Your goal –
Do not carry the pictures over; copy every other part of the entries exactly.

· · · ·

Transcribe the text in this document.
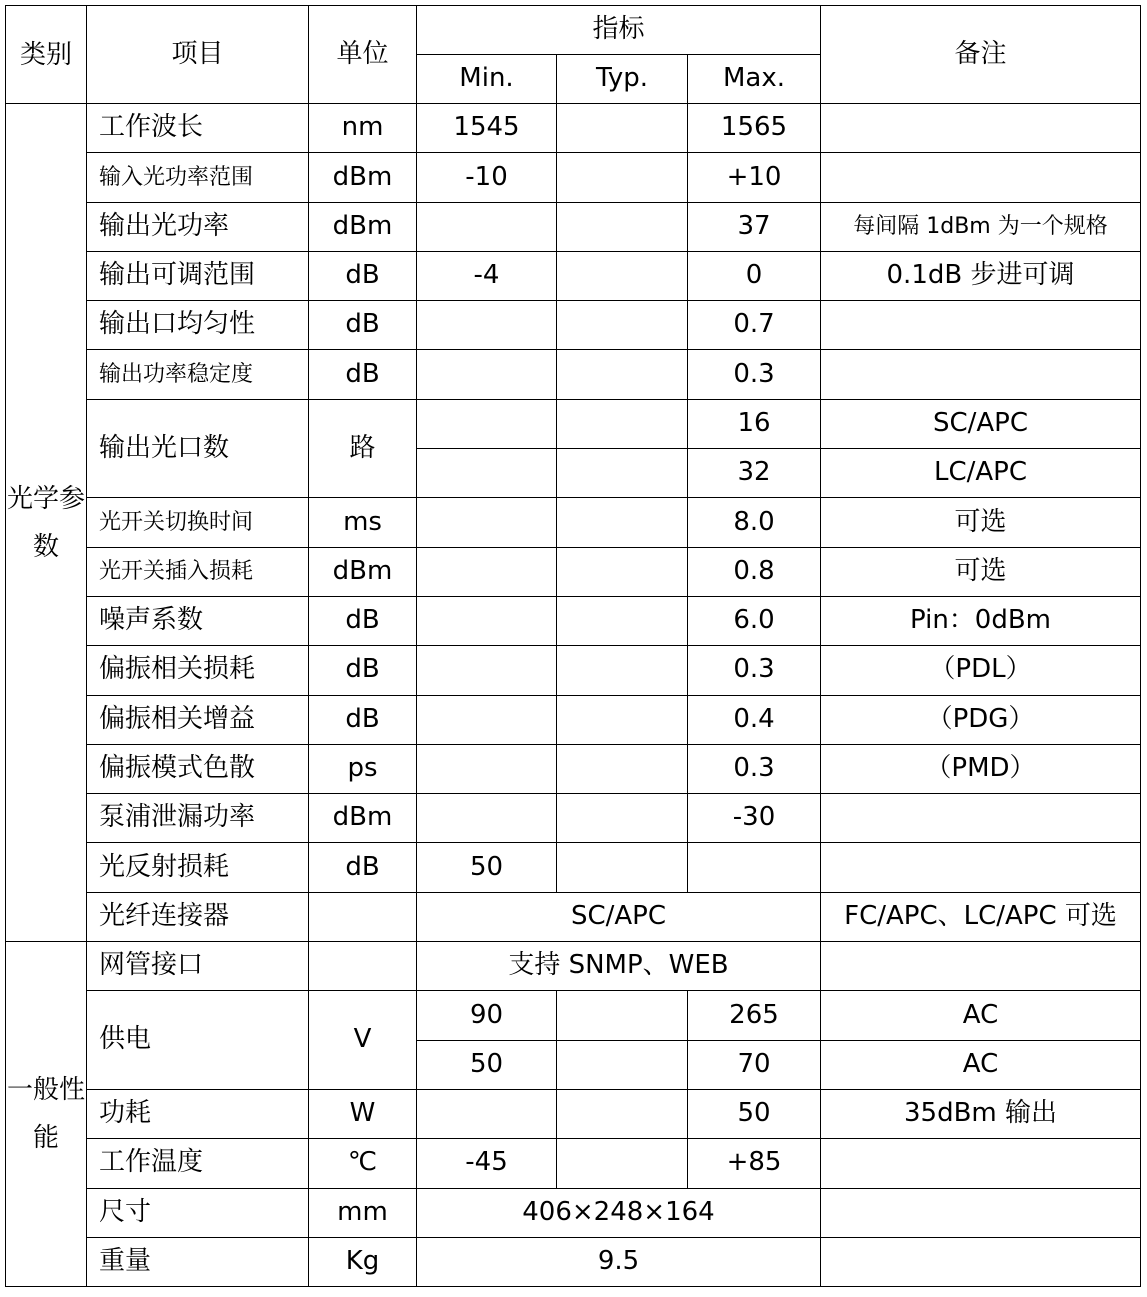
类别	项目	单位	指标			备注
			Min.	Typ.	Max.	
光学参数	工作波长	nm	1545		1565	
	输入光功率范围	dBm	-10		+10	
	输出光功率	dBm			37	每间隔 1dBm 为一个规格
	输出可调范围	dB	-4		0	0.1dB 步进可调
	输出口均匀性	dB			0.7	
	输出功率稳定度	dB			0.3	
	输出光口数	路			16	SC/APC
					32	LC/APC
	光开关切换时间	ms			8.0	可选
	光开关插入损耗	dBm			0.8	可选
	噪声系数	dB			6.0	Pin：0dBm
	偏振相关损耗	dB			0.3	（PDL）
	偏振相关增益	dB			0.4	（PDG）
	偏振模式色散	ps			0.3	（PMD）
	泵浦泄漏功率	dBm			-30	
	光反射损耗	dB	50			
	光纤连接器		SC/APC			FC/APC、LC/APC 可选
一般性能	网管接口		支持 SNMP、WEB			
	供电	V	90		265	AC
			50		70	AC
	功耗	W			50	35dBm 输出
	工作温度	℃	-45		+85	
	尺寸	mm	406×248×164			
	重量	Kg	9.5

· · · ·

Output below –
Transcribe the text in this document.
类别	项目	单位	指标			备注
			Min.	Typ.	Max.	
光学参数	工作波长	nm	1545		1565	
	输入光功率范围	dBm	-10		+10	
	输出光功率	dBm			37	每间隔 1dBm 为一个规格
	输出可调范围	dB	-4		0	0.1dB 步进可调
	输出口均匀性	dB			0.7	
	输出功率稳定度	dB			0.3	
	输出光口数	路			16	SC/APC
					32	LC/APC
	光开关切换时间	ms			8.0	可选
	光开关插入损耗	dBm			0.8	可选
	噪声系数	dB			6.0	Pin：0dBm
	偏振相关损耗	dB			0.3	（PDL）
	偏振相关增益	dB			0.4	（PDG）
	偏振模式色散	ps			0.3	（PMD）
	泵浦泄漏功率	dBm			-30	
	光反射损耗	dB	50			
	光纤连接器		SC/APC			FC/APC、LC/APC 可选
一般性能	网管接口		支持 SNMP、WEB			
	供电	V	90		265	AC
			50		70	AC
	功耗	W			50	35dBm 输出
	工作温度	℃	-45		+85	
	尺寸	mm	406×248×164			
	重量	Kg	9.5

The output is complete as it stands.